### [Set task]
Extract the full set of records, then give each one again exactly.

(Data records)
★ ★ ★ ★ ★

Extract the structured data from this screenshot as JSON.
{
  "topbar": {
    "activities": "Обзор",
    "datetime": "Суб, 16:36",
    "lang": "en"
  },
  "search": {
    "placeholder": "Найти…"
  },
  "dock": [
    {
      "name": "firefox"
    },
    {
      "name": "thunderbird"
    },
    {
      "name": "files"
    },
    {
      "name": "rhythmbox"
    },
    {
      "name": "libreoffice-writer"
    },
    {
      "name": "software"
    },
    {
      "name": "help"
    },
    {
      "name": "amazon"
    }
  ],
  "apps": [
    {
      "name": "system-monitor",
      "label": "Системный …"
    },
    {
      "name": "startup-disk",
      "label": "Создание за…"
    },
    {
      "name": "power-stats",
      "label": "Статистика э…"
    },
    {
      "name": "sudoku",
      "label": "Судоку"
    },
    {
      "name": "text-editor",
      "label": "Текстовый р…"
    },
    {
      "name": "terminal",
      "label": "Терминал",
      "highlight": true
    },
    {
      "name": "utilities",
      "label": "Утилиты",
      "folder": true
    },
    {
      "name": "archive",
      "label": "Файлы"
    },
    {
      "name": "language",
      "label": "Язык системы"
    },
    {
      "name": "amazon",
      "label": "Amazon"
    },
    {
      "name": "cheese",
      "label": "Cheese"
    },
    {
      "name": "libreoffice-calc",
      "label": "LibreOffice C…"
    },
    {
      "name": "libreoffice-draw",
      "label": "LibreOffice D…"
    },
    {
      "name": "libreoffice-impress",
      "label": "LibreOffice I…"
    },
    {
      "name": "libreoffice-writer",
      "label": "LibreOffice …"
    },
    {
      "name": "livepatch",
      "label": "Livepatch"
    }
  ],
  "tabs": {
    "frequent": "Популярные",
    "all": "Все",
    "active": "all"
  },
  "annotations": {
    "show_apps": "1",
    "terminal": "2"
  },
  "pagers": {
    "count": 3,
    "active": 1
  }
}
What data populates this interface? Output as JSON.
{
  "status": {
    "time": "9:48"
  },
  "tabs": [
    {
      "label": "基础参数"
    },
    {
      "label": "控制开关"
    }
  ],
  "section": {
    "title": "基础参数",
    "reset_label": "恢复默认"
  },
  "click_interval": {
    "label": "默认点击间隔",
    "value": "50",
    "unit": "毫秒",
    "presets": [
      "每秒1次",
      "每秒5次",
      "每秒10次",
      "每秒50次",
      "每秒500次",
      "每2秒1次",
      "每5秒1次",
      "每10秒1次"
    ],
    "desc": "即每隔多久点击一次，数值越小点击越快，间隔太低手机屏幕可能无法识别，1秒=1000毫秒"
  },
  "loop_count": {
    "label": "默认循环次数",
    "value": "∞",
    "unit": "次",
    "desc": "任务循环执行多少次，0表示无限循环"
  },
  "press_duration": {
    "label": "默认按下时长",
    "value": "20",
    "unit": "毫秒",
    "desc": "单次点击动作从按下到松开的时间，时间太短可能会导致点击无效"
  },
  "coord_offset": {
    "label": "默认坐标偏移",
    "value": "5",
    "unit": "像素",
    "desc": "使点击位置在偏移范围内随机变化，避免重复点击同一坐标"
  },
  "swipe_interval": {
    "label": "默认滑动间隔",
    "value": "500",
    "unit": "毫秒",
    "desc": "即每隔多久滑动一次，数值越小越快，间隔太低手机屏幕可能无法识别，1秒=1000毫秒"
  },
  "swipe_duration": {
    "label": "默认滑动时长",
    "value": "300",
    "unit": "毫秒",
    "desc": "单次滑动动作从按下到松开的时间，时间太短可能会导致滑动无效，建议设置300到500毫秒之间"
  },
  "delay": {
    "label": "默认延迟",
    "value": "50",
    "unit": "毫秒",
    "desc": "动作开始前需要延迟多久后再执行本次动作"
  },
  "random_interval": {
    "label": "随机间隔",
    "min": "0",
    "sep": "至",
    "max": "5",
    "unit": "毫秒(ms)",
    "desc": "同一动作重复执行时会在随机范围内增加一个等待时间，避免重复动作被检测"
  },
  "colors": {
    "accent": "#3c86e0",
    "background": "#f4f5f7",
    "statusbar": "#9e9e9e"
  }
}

★ ★ ★ ★ ★

### [Output]
Extract the structured data from this screenshot as JSON.
{
  "topbar": {
    "activities": "Обзор",
    "datetime": "Суб, 16:36",
    "lang": "en"
  },
  "search": {
    "placeholder": "Найти…"
  },
  "dock": [
    {
      "name": "firefox"
    },
    {
      "name": "thunderbird"
    },
    {
      "name": "files"
    },
    {
      "name": "rhythmbox"
    },
    {
      "name": "libreoffice-writer"
    },
    {
      "name": "software"
    },
    {
      "name": "help"
    },
    {
      "name": "amazon"
    }
  ],
  "apps": [
    {
      "name": "system-monitor",
      "label": "Системный …"
    },
    {
      "name": "startup-disk",
      "label": "Создание за…"
    },
    {
      "name": "power-stats",
      "label": "Статистика э…"
    },
    {
      "name": "sudoku",
      "label": "Судоку"
    },
    {
      "name": "text-editor",
      "label": "Текстовый р…"
    },
    {
      "name": "terminal",
      "label": "Терминал",
      "highlight": true
    },
    {
      "name": "utilities",
      "label": "Утилиты",
      "folder": true
    },
    {
      "name": "archive",
      "label": "Файлы"
    },
    {
      "name": "language",
      "label": "Язык системы"
    },
    {
      "name": "amazon",
      "label": "Amazon"
    },
    {
      "name": "cheese",
      "label": "Cheese"
    },
    {
      "name": "libreoffice-calc",
      "label": "LibreOffice C…"
    },
    {
      "name": "libreoffice-draw",
      "label": "LibreOffice D…"
    },
    {
      "name": "libreoffice-impress",
      "label": "LibreOffice I…"
    },
    {
      "name": "libreoffice-writer",
      "label": "LibreOffice …"
    },
    {
      "name": "livepatch",
      "label": "Livepatch"
    }
  ],
  "tabs": {
    "frequent": "Популярные",
    "all": "Все",
    "active": "all"
  },
  "annotations": {
    "show_apps": "1",
    "terminal": "2"
  },
  "pagers": {
    "count": 3,
    "active": 1
  }
}
What data populates this interface? Output as JSON.
{
  "status": {
    "time": "9:48"
  },
  "tabs": [
    {
      "label": "基础参数"
    },
    {
      "label": "控制开关"
    }
  ],
  "section": {
    "title": "基础参数",
    "reset_label": "恢复默认"
  },
  "click_interval": {
    "label": "默认点击间隔",
    "value": "50",
    "unit": "毫秒",
    "presets": [
      "每秒1次",
      "每秒5次",
      "每秒10次",
      "每秒50次",
      "每秒500次",
      "每2秒1次",
      "每5秒1次",
      "每10秒1次"
    ],
    "desc": "即每隔多久点击一次，数值越小点击越快，间隔太低手机屏幕可能无法识别，1秒=1000毫秒"
  },
  "loop_count": {
    "label": "默认循环次数",
    "value": "∞",
    "unit": "次",
    "desc": "任务循环执行多少次，0表示无限循环"
  },
  "press_duration": {
    "label": "默认按下时长",
    "value": "20",
    "unit": "毫秒",
    "desc": "单次点击动作从按下到松开的时间，时间太短可能会导致点击无效"
  },
  "coord_offset": {
    "label": "默认坐标偏移",
    "value": "5",
    "unit": "像素",
    "desc": "使点击位置在偏移范围内随机变化，避免重复点击同一坐标"
  },
  "swipe_interval": {
    "label": "默认滑动间隔",
    "value": "500",
    "unit": "毫秒",
    "desc": "即每隔多久滑动一次，数值越小越快，间隔太低手机屏幕可能无法识别，1秒=1000毫秒"
  },
  "swipe_duration": {
    "label": "默认滑动时长",
    "value": "300",
    "unit": "毫秒",
    "desc": "单次滑动动作从按下到松开的时间，时间太短可能会导致滑动无效，建议设置300到500毫秒之间"
  },
  "delay": {
    "label": "默认延迟",
    "value": "50",
    "unit": "毫秒",
    "desc": "动作开始前需要延迟多久后再执行本次动作"
  },
  "random_interval": {
    "label": "随机间隔",
    "min": "0",
    "sep": "至",
    "max": "5",
    "unit": "毫秒(ms)",
    "desc": "同一动作重复执行时会在随机范围内增加一个等待时间，避免重复动作被检测"
  },
  "colors": {
    "accent": "#3c86e0",
    "background": "#f4f5f7",
    "statusbar": "#9e9e9e"
  }
}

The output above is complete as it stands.